Stated problem: Where a line holds the word "this", copy that line.

Source records:

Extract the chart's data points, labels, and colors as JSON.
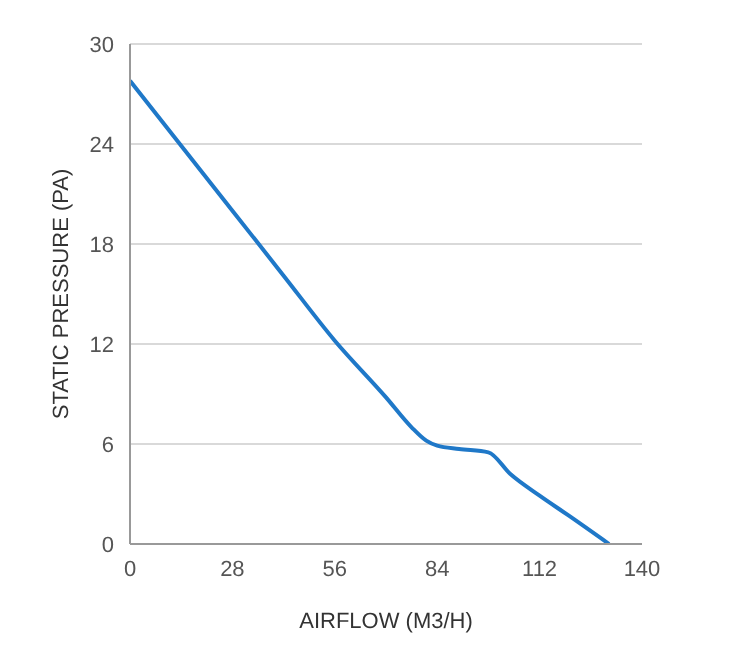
{
  "chart_data": {
    "type": "line",
    "xlabel": "AIRFLOW (M3/H)",
    "ylabel": "STATIC PRESSURE (PA)",
    "xlim": [
      0,
      140
    ],
    "xticks": [
      0,
      28,
      56,
      84,
      112,
      140
    ],
    "ylim": [
      0,
      30
    ],
    "yticks": [
      0,
      6,
      12,
      18,
      24,
      30
    ],
    "grid": "y",
    "marker": "none",
    "line_style": "solid",
    "series": [
      {
        "color": "#1f78c8",
        "x": [
          0,
          14,
          28,
          42,
          56,
          70,
          77,
          81,
          84,
          90,
          98,
          104,
          112,
          120,
          131
        ],
        "values": [
          27.8,
          23.9,
          20,
          16.1,
          12.2,
          8.8,
          7,
          6.2,
          5.9,
          5.7,
          5.5,
          4.2,
          2.9,
          1.7,
          0
        ]
      }
    ]
  }
}
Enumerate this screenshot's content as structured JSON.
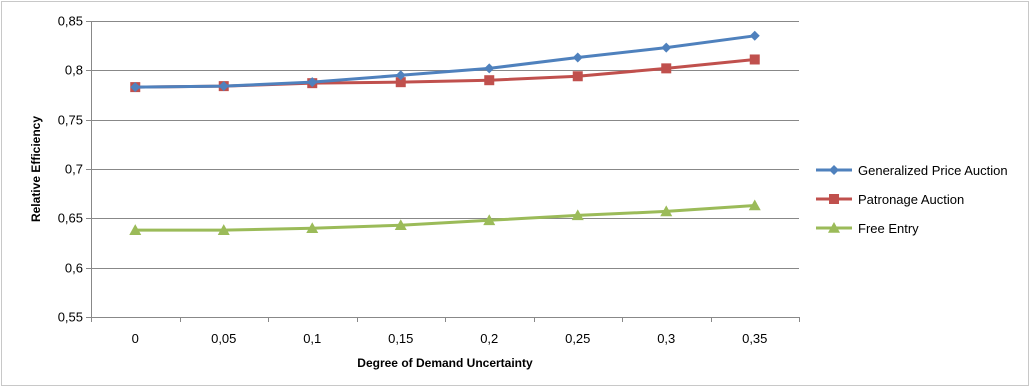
{
  "chart_data": {
    "type": "line",
    "title": "",
    "xlabel": "Degree of Demand Uncertainty",
    "ylabel": "Relative Efficiency",
    "categories": [
      "0",
      "0,05",
      "0,1",
      "0,15",
      "0,2",
      "0,25",
      "0,3",
      "0,35"
    ],
    "ylim": [
      0.55,
      0.85
    ],
    "yticks": [
      0.55,
      0.6,
      0.65,
      0.7,
      0.75,
      0.8,
      0.85
    ],
    "ytick_labels": [
      "0,55",
      "0,6",
      "0,65",
      "0,7",
      "0,75",
      "0,8",
      "0,85"
    ],
    "grid": true,
    "legend_position": "right",
    "series": [
      {
        "name": "Generalized Price Auction",
        "color": "#4F81BD",
        "marker": "diamond",
        "values": [
          0.783,
          0.784,
          0.788,
          0.795,
          0.802,
          0.813,
          0.823,
          0.835
        ]
      },
      {
        "name": "Patronage Auction",
        "color": "#C0504D",
        "marker": "square",
        "values": [
          0.783,
          0.784,
          0.787,
          0.788,
          0.79,
          0.794,
          0.802,
          0.811
        ]
      },
      {
        "name": "Free Entry",
        "color": "#9BBB59",
        "marker": "triangle",
        "values": [
          0.638,
          0.638,
          0.64,
          0.643,
          0.648,
          0.653,
          0.657,
          0.663
        ]
      }
    ]
  }
}
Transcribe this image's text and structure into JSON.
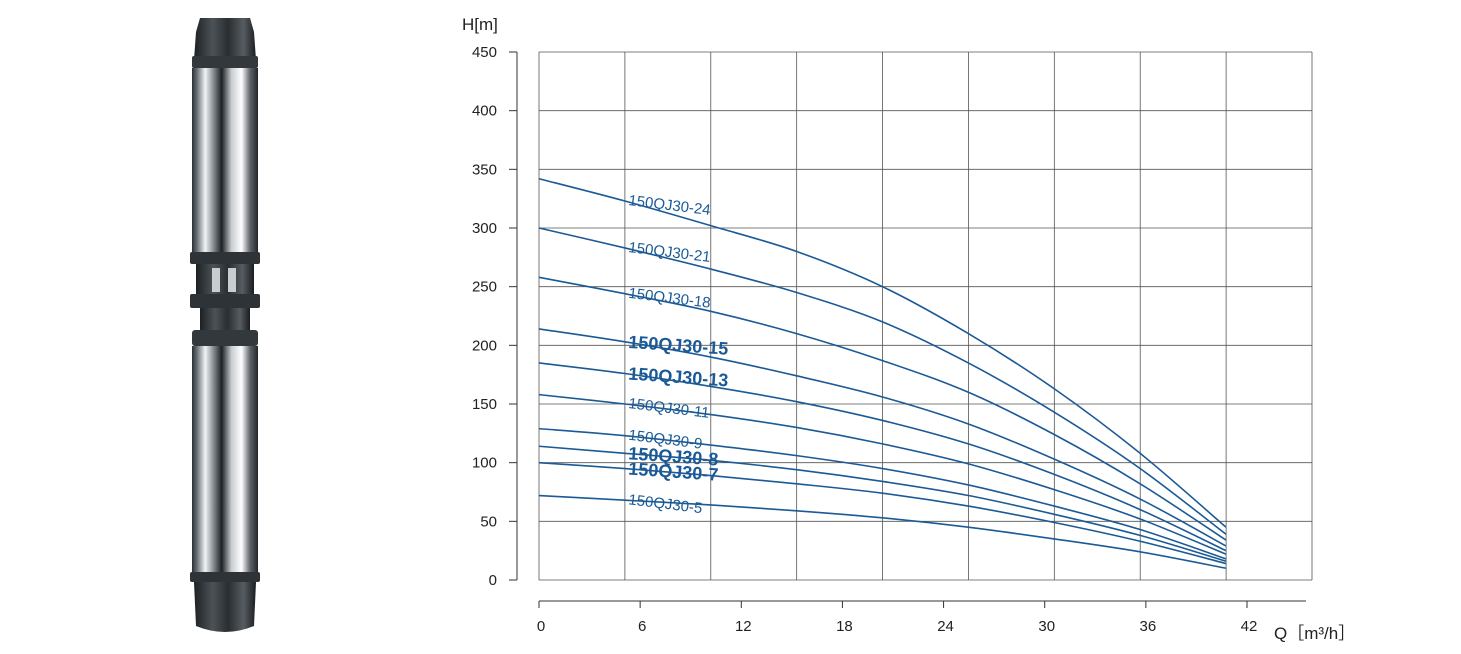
{
  "chart_data": {
    "type": "line",
    "ylabel": "H[m]",
    "xlabel": "Q［m³/h］",
    "xlim": [
      0,
      42
    ],
    "ylim": [
      0,
      450
    ],
    "x_ticks": [
      0,
      6,
      12,
      18,
      24,
      30,
      36,
      42
    ],
    "y_ticks": [
      0,
      50,
      100,
      150,
      200,
      250,
      300,
      350,
      400,
      450
    ],
    "grid": true,
    "line_color": "#1b5a96",
    "x": [
      0,
      5,
      10,
      15,
      20,
      25,
      30,
      35,
      40
    ],
    "series": [
      {
        "name": "150QJ30-24",
        "emphasis": false,
        "values": [
          342,
          323,
          302,
          280,
          250,
          210,
          163,
          108,
          45
        ]
      },
      {
        "name": "150QJ30-21",
        "emphasis": false,
        "values": [
          300,
          283,
          265,
          245,
          220,
          185,
          143,
          95,
          39
        ]
      },
      {
        "name": "150QJ30-18",
        "emphasis": false,
        "values": [
          258,
          244,
          229,
          210,
          187,
          160,
          124,
          82,
          34
        ]
      },
      {
        "name": "150QJ30-15",
        "emphasis": true,
        "values": [
          214,
          203,
          190,
          174,
          156,
          133,
          103,
          69,
          29
        ]
      },
      {
        "name": "150QJ30-13",
        "emphasis": true,
        "values": [
          185,
          176,
          165,
          152,
          136,
          116,
          90,
          60,
          25
        ]
      },
      {
        "name": "150QJ30-11",
        "emphasis": false,
        "values": [
          158,
          150,
          141,
          130,
          116,
          99,
          77,
          52,
          22
        ]
      },
      {
        "name": "150QJ30-9",
        "emphasis": false,
        "values": [
          129,
          123,
          115,
          106,
          95,
          81,
          63,
          43,
          18
        ]
      },
      {
        "name": "150QJ30-8",
        "emphasis": true,
        "values": [
          114,
          108,
          102,
          94,
          84,
          72,
          56,
          38,
          16
        ]
      },
      {
        "name": "150QJ30-7",
        "emphasis": true,
        "values": [
          100,
          95,
          89,
          82,
          74,
          63,
          49,
          33,
          14
        ]
      },
      {
        "name": "150QJ30-5",
        "emphasis": false,
        "values": [
          72,
          68,
          64,
          59,
          53,
          45,
          35,
          24,
          10
        ]
      }
    ]
  }
}
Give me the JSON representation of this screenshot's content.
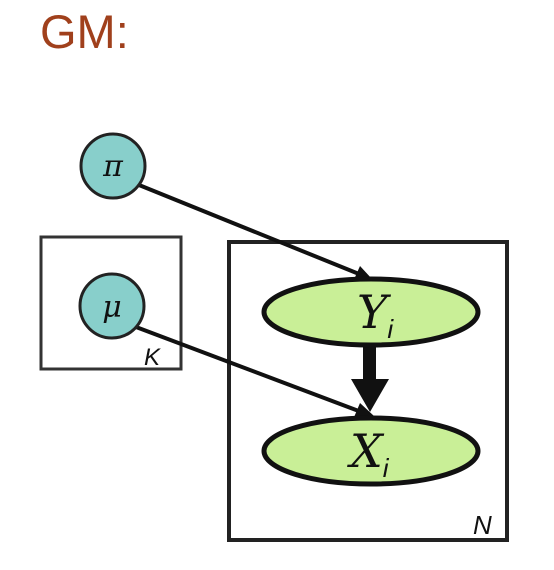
{
  "title": "GM:",
  "colors": {
    "title": "#a0401c",
    "param_node_fill": "#88cfcb",
    "latent_node_fill": "#c9ef97",
    "stroke": "#111111"
  },
  "nodes": {
    "pi": {
      "label": "π"
    },
    "mu": {
      "label": "μ"
    },
    "y": {
      "label": "Y",
      "subscript": "i"
    },
    "x": {
      "label": "X",
      "subscript": "i"
    }
  },
  "plates": {
    "k": {
      "label": "K"
    },
    "n": {
      "label": "N"
    }
  },
  "edges": [
    {
      "from": "pi",
      "to": "y"
    },
    {
      "from": "mu",
      "to": "x"
    },
    {
      "from": "y",
      "to": "x"
    }
  ]
}
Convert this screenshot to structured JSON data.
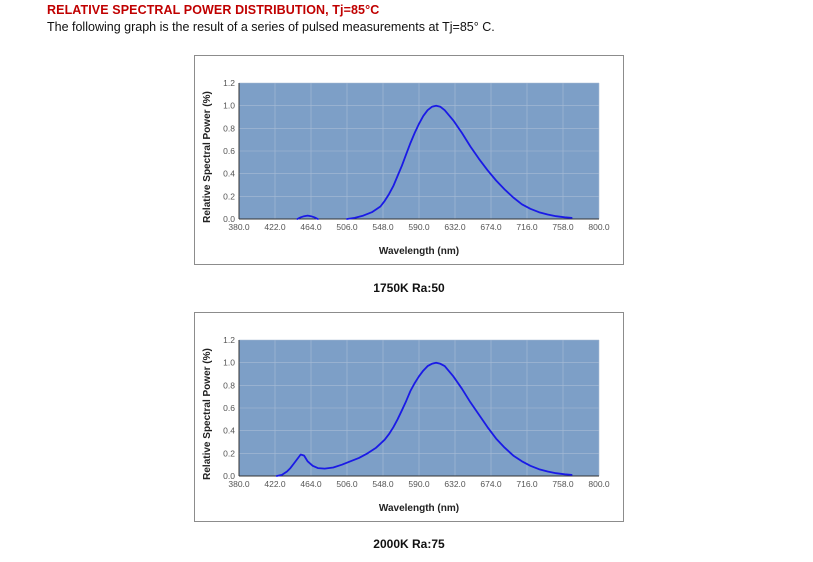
{
  "document": {
    "title": "RELATIVE SPECTRAL POWER DISTRIBUTION, Tj=85°C",
    "subtitle": "The following graph is the result of a series of pulsed measurements at Tj=85° C."
  },
  "colors": {
    "plot_background": "#7d9fc7",
    "line": "#1a1ae6",
    "grid": "#a8bcd6"
  },
  "chart_data": [
    {
      "type": "line",
      "caption": "1750K Ra:50",
      "xlabel": "Wavelength (nm)",
      "ylabel": "Relative Spectral Power (%)",
      "xlim": [
        380,
        800
      ],
      "ylim": [
        0,
        1.2
      ],
      "x_ticks": [
        "380.0",
        "422.0",
        "464.0",
        "506.0",
        "548.0",
        "590.0",
        "632.0",
        "674.0",
        "716.0",
        "758.0",
        "800.0"
      ],
      "y_ticks": [
        "0.0",
        "0.2",
        "0.4",
        "0.6",
        "0.8",
        "1.0",
        "1.2"
      ],
      "grid": true,
      "legend": "none",
      "series": [
        {
          "segments": [
            {
              "x": [
                448,
                452,
                456,
                460,
                464,
                468,
                472
              ],
              "y": [
                0.0,
                0.015,
                0.025,
                0.03,
                0.025,
                0.015,
                0.0
              ]
            },
            {
              "x": [
                506,
                515,
                525,
                535,
                545,
                550,
                555,
                560,
                565,
                570,
                575,
                580,
                585,
                590,
                595,
                600,
                605,
                610,
                615,
                620,
                630,
                640,
                650,
                660,
                670,
                680,
                690,
                700,
                710,
                720,
                730,
                740,
                750,
                760,
                768
              ],
              "y": [
                0.0,
                0.01,
                0.03,
                0.06,
                0.11,
                0.16,
                0.22,
                0.29,
                0.38,
                0.47,
                0.57,
                0.67,
                0.76,
                0.84,
                0.91,
                0.96,
                0.99,
                1.0,
                0.99,
                0.96,
                0.87,
                0.76,
                0.64,
                0.53,
                0.43,
                0.34,
                0.26,
                0.19,
                0.13,
                0.09,
                0.06,
                0.04,
                0.025,
                0.015,
                0.01
              ]
            }
          ]
        }
      ]
    },
    {
      "type": "line",
      "caption": "2000K Ra:75",
      "xlabel": "Wavelength (nm)",
      "ylabel": "Relative Spectral Power (%)",
      "xlim": [
        380,
        800
      ],
      "ylim": [
        0,
        1.2
      ],
      "x_ticks": [
        "380.0",
        "422.0",
        "464.0",
        "506.0",
        "548.0",
        "590.0",
        "632.0",
        "674.0",
        "716.0",
        "758.0",
        "800.0"
      ],
      "y_ticks": [
        "0.0",
        "0.2",
        "0.4",
        "0.6",
        "0.8",
        "1.0",
        "1.2"
      ],
      "grid": true,
      "legend": "none",
      "series": [
        {
          "segments": [
            {
              "x": [
                424,
                430,
                436,
                440,
                444,
                448,
                452,
                456,
                460,
                466,
                472,
                480,
                490,
                500,
                510,
                520,
                530,
                540,
                550,
                555,
                560,
                565,
                570,
                575,
                580,
                585,
                590,
                595,
                600,
                605,
                610,
                615,
                620,
                630,
                640,
                650,
                660,
                670,
                680,
                690,
                700,
                710,
                720,
                730,
                740,
                750,
                760,
                768
              ],
              "y": [
                0.0,
                0.01,
                0.04,
                0.07,
                0.11,
                0.15,
                0.19,
                0.18,
                0.13,
                0.09,
                0.07,
                0.065,
                0.075,
                0.1,
                0.13,
                0.16,
                0.2,
                0.25,
                0.32,
                0.37,
                0.43,
                0.5,
                0.58,
                0.66,
                0.75,
                0.82,
                0.88,
                0.93,
                0.97,
                0.99,
                1.0,
                0.99,
                0.97,
                0.88,
                0.77,
                0.65,
                0.54,
                0.43,
                0.33,
                0.25,
                0.18,
                0.13,
                0.09,
                0.06,
                0.04,
                0.025,
                0.015,
                0.01
              ]
            }
          ]
        }
      ]
    }
  ]
}
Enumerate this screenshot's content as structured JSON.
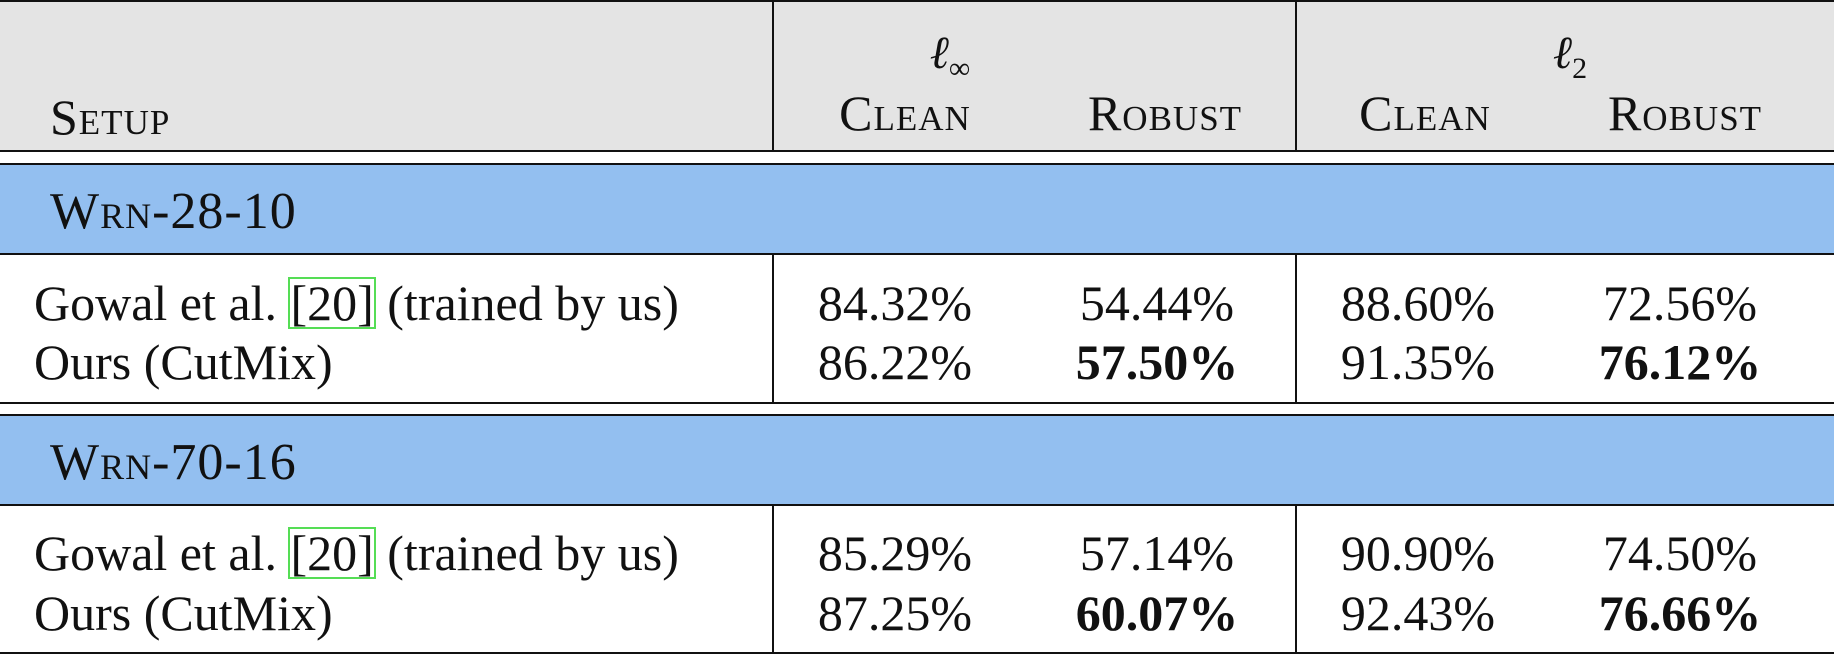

Final result:
Enumerate this screenshot's content as structured JSON.
Transcribe this image's text and structure into JSON.
Give me the JSON representation of this screenshot's content.
Convert this screenshot to structured JSON data.
Enumerate this screenshot's content as structured JSON.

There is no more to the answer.